### Material

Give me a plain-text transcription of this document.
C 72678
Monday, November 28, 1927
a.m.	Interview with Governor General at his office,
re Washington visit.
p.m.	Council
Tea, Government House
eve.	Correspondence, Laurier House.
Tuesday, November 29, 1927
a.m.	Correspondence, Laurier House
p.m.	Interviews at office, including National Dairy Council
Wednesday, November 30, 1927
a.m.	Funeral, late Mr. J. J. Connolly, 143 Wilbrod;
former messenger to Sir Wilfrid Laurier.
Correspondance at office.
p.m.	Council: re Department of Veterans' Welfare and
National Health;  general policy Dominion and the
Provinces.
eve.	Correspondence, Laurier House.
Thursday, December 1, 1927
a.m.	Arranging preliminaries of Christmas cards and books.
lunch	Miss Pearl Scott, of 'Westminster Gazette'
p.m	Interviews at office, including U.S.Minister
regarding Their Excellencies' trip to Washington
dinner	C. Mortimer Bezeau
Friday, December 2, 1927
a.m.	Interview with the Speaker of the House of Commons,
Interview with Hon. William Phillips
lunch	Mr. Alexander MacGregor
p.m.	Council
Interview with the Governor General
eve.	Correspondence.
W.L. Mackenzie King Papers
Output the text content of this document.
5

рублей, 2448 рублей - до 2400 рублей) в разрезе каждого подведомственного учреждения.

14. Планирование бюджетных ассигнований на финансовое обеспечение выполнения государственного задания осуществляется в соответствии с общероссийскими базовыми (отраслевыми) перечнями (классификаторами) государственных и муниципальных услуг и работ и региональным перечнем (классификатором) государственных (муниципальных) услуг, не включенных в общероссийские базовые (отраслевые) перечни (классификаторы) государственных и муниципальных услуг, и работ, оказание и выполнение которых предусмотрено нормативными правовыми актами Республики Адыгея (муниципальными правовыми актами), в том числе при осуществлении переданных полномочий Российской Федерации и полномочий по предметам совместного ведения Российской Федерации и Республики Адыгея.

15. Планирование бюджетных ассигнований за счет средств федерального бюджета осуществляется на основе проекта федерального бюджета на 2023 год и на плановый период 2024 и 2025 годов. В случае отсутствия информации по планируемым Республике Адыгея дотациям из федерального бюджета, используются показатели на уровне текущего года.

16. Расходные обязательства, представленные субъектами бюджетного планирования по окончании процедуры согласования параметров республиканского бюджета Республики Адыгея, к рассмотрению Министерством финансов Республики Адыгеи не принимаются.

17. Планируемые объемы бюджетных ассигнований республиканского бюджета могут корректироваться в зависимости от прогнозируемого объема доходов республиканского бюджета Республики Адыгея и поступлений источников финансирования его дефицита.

### Stated goal
Go through the lines above. Select every one that has the string "December".

### Exercise result
Thursday, December 1, 1927
Friday, December 2, 1927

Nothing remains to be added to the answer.